(Records that describe figures)
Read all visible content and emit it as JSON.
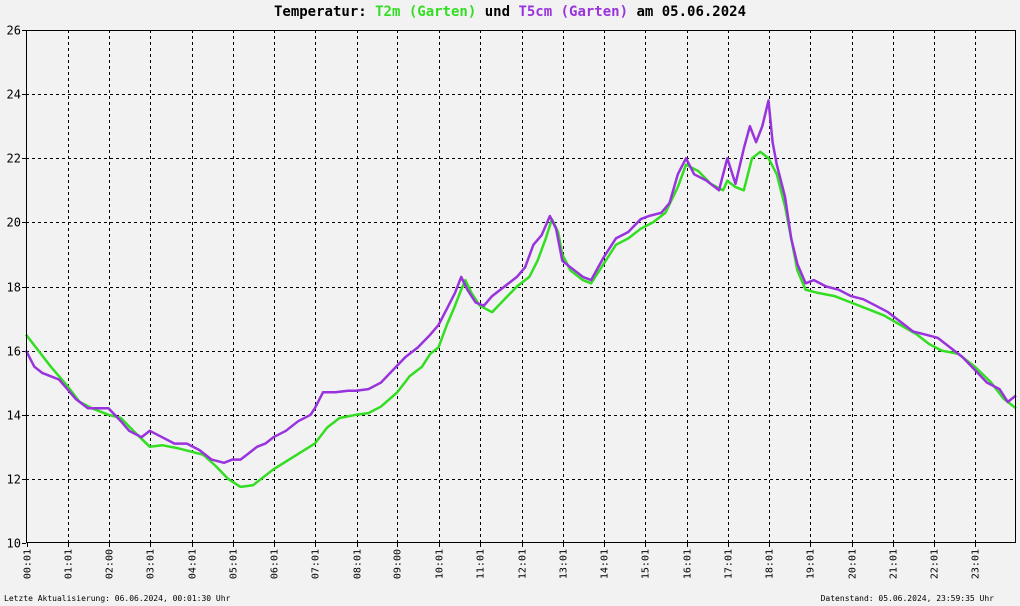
{
  "title": {
    "prefix": "Temperatur: ",
    "series1": "T2m (Garten)",
    "middle": " und ",
    "series2": "T5cm (Garten)",
    "suffix": " am 05.06.2024"
  },
  "footer": {
    "left": "Letzte Aktualisierung: 06.06.2024, 00:01:30 Uhr",
    "right": "Datenstand: 05.06.2024, 23:59:35 Uhr"
  },
  "colors": {
    "background": "#f2f2f2",
    "series1": "#33dd22",
    "series2": "#9933dd",
    "grid": "#000000"
  },
  "chart_data": {
    "type": "line",
    "title": "Temperatur: T2m (Garten) und T5cm (Garten) am 05.06.2024",
    "xlabel": "",
    "ylabel": "",
    "ylim": [
      10,
      26
    ],
    "yticks": [
      10,
      12,
      14,
      16,
      18,
      20,
      22,
      24,
      26
    ],
    "xlim": [
      0,
      24
    ],
    "grid": true,
    "x_unit": "hours",
    "xticks": [
      {
        "x": 0.0167,
        "label": "00:01"
      },
      {
        "x": 1.0167,
        "label": "01:01"
      },
      {
        "x": 2.0,
        "label": "02:00"
      },
      {
        "x": 3.0167,
        "label": "03:01"
      },
      {
        "x": 4.0167,
        "label": "04:01"
      },
      {
        "x": 5.0167,
        "label": "05:01"
      },
      {
        "x": 6.0167,
        "label": "06:01"
      },
      {
        "x": 7.0167,
        "label": "07:01"
      },
      {
        "x": 8.0167,
        "label": "08:01"
      },
      {
        "x": 9.0,
        "label": "09:00"
      },
      {
        "x": 10.0167,
        "label": "10:01"
      },
      {
        "x": 11.0167,
        "label": "11:01"
      },
      {
        "x": 12.0167,
        "label": "12:01"
      },
      {
        "x": 13.0167,
        "label": "13:01"
      },
      {
        "x": 14.0167,
        "label": "14:01"
      },
      {
        "x": 15.0167,
        "label": "15:01"
      },
      {
        "x": 16.0167,
        "label": "16:01"
      },
      {
        "x": 17.0167,
        "label": "17:01"
      },
      {
        "x": 18.0167,
        "label": "18:01"
      },
      {
        "x": 19.0167,
        "label": "19:01"
      },
      {
        "x": 20.0167,
        "label": "20:01"
      },
      {
        "x": 21.0167,
        "label": "21:01"
      },
      {
        "x": 22.0167,
        "label": "22:01"
      },
      {
        "x": 23.0167,
        "label": "23:01"
      }
    ],
    "series": [
      {
        "name": "T2m (Garten)",
        "color": "#33dd22",
        "points": [
          [
            0.0,
            16.5
          ],
          [
            0.3,
            16.0
          ],
          [
            0.6,
            15.5
          ],
          [
            1.0,
            14.9
          ],
          [
            1.3,
            14.4
          ],
          [
            1.6,
            14.2
          ],
          [
            2.0,
            14.0
          ],
          [
            2.3,
            13.9
          ],
          [
            2.6,
            13.5
          ],
          [
            3.0,
            13.0
          ],
          [
            3.3,
            13.05
          ],
          [
            3.7,
            12.95
          ],
          [
            4.0,
            12.85
          ],
          [
            4.3,
            12.75
          ],
          [
            4.6,
            12.4
          ],
          [
            4.9,
            12.0
          ],
          [
            5.2,
            11.75
          ],
          [
            5.5,
            11.8
          ],
          [
            6.0,
            12.3
          ],
          [
            6.5,
            12.7
          ],
          [
            7.0,
            13.1
          ],
          [
            7.3,
            13.6
          ],
          [
            7.6,
            13.9
          ],
          [
            8.0,
            14.0
          ],
          [
            8.3,
            14.05
          ],
          [
            8.6,
            14.25
          ],
          [
            9.0,
            14.7
          ],
          [
            9.3,
            15.2
          ],
          [
            9.6,
            15.5
          ],
          [
            9.8,
            15.9
          ],
          [
            10.0,
            16.1
          ],
          [
            10.2,
            16.8
          ],
          [
            10.4,
            17.4
          ],
          [
            10.55,
            17.9
          ],
          [
            10.65,
            18.2
          ],
          [
            10.8,
            17.8
          ],
          [
            11.0,
            17.4
          ],
          [
            11.3,
            17.2
          ],
          [
            11.6,
            17.6
          ],
          [
            11.9,
            18.0
          ],
          [
            12.2,
            18.3
          ],
          [
            12.4,
            18.8
          ],
          [
            12.6,
            19.5
          ],
          [
            12.75,
            20.1
          ],
          [
            12.9,
            19.7
          ],
          [
            13.0,
            19.0
          ],
          [
            13.2,
            18.5
          ],
          [
            13.5,
            18.2
          ],
          [
            13.7,
            18.1
          ],
          [
            14.0,
            18.7
          ],
          [
            14.3,
            19.3
          ],
          [
            14.6,
            19.5
          ],
          [
            14.9,
            19.8
          ],
          [
            15.2,
            20.0
          ],
          [
            15.5,
            20.3
          ],
          [
            15.8,
            21.1
          ],
          [
            16.0,
            21.8
          ],
          [
            16.3,
            21.6
          ],
          [
            16.6,
            21.2
          ],
          [
            16.9,
            21.0
          ],
          [
            17.0,
            21.3
          ],
          [
            17.2,
            21.1
          ],
          [
            17.4,
            21.0
          ],
          [
            17.6,
            22.0
          ],
          [
            17.8,
            22.2
          ],
          [
            18.0,
            22.0
          ],
          [
            18.2,
            21.5
          ],
          [
            18.4,
            20.5
          ],
          [
            18.55,
            19.5
          ],
          [
            18.7,
            18.5
          ],
          [
            18.9,
            17.9
          ],
          [
            19.2,
            17.8
          ],
          [
            19.6,
            17.7
          ],
          [
            20.0,
            17.5
          ],
          [
            20.4,
            17.3
          ],
          [
            20.8,
            17.1
          ],
          [
            21.2,
            16.8
          ],
          [
            21.6,
            16.5
          ],
          [
            21.9,
            16.2
          ],
          [
            22.2,
            16.0
          ],
          [
            22.6,
            15.9
          ],
          [
            23.0,
            15.5
          ],
          [
            23.4,
            15.0
          ],
          [
            23.7,
            14.5
          ],
          [
            24.0,
            14.2
          ]
        ]
      },
      {
        "name": "T5cm (Garten)",
        "color": "#9933dd",
        "points": [
          [
            0.0,
            16.0
          ],
          [
            0.2,
            15.5
          ],
          [
            0.4,
            15.3
          ],
          [
            0.6,
            15.2
          ],
          [
            0.8,
            15.1
          ],
          [
            1.0,
            14.8
          ],
          [
            1.2,
            14.5
          ],
          [
            1.5,
            14.2
          ],
          [
            1.8,
            14.2
          ],
          [
            2.0,
            14.2
          ],
          [
            2.3,
            13.8
          ],
          [
            2.5,
            13.5
          ],
          [
            2.8,
            13.3
          ],
          [
            3.0,
            13.5
          ],
          [
            3.3,
            13.3
          ],
          [
            3.6,
            13.1
          ],
          [
            3.9,
            13.1
          ],
          [
            4.2,
            12.9
          ],
          [
            4.5,
            12.6
          ],
          [
            4.8,
            12.5
          ],
          [
            5.0,
            12.6
          ],
          [
            5.2,
            12.6
          ],
          [
            5.4,
            12.8
          ],
          [
            5.6,
            13.0
          ],
          [
            5.8,
            13.1
          ],
          [
            6.0,
            13.3
          ],
          [
            6.3,
            13.5
          ],
          [
            6.6,
            13.8
          ],
          [
            6.9,
            14.0
          ],
          [
            7.0,
            14.2
          ],
          [
            7.2,
            14.7
          ],
          [
            7.5,
            14.7
          ],
          [
            7.8,
            14.75
          ],
          [
            8.0,
            14.75
          ],
          [
            8.3,
            14.8
          ],
          [
            8.6,
            15.0
          ],
          [
            8.9,
            15.4
          ],
          [
            9.2,
            15.8
          ],
          [
            9.5,
            16.1
          ],
          [
            9.8,
            16.5
          ],
          [
            10.0,
            16.8
          ],
          [
            10.2,
            17.3
          ],
          [
            10.4,
            17.8
          ],
          [
            10.55,
            18.3
          ],
          [
            10.7,
            17.9
          ],
          [
            10.9,
            17.5
          ],
          [
            11.1,
            17.4
          ],
          [
            11.3,
            17.7
          ],
          [
            11.6,
            18.0
          ],
          [
            11.9,
            18.3
          ],
          [
            12.1,
            18.6
          ],
          [
            12.3,
            19.3
          ],
          [
            12.5,
            19.6
          ],
          [
            12.7,
            20.2
          ],
          [
            12.85,
            19.8
          ],
          [
            13.0,
            18.8
          ],
          [
            13.2,
            18.6
          ],
          [
            13.5,
            18.3
          ],
          [
            13.7,
            18.2
          ],
          [
            14.0,
            18.9
          ],
          [
            14.3,
            19.5
          ],
          [
            14.6,
            19.7
          ],
          [
            14.9,
            20.1
          ],
          [
            15.1,
            20.2
          ],
          [
            15.4,
            20.3
          ],
          [
            15.6,
            20.6
          ],
          [
            15.8,
            21.5
          ],
          [
            16.0,
            22.0
          ],
          [
            16.2,
            21.5
          ],
          [
            16.5,
            21.3
          ],
          [
            16.8,
            21.0
          ],
          [
            17.0,
            22.0
          ],
          [
            17.2,
            21.2
          ],
          [
            17.4,
            22.3
          ],
          [
            17.55,
            23.0
          ],
          [
            17.7,
            22.5
          ],
          [
            17.85,
            23.0
          ],
          [
            18.0,
            23.8
          ],
          [
            18.1,
            22.5
          ],
          [
            18.2,
            21.8
          ],
          [
            18.4,
            20.8
          ],
          [
            18.55,
            19.5
          ],
          [
            18.7,
            18.7
          ],
          [
            18.9,
            18.1
          ],
          [
            19.1,
            18.2
          ],
          [
            19.4,
            18.0
          ],
          [
            19.7,
            17.9
          ],
          [
            20.0,
            17.7
          ],
          [
            20.3,
            17.6
          ],
          [
            20.6,
            17.4
          ],
          [
            20.9,
            17.2
          ],
          [
            21.2,
            16.9
          ],
          [
            21.5,
            16.6
          ],
          [
            21.8,
            16.5
          ],
          [
            22.1,
            16.4
          ],
          [
            22.4,
            16.1
          ],
          [
            22.7,
            15.8
          ],
          [
            23.0,
            15.4
          ],
          [
            23.3,
            15.0
          ],
          [
            23.6,
            14.8
          ],
          [
            23.8,
            14.4
          ],
          [
            24.0,
            14.6
          ]
        ]
      }
    ]
  }
}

# SET TASK
Find every line in the entries that includes the word "Garten", then state how many there are and nothing else.

# SOLUTION FOR THIS TASK
5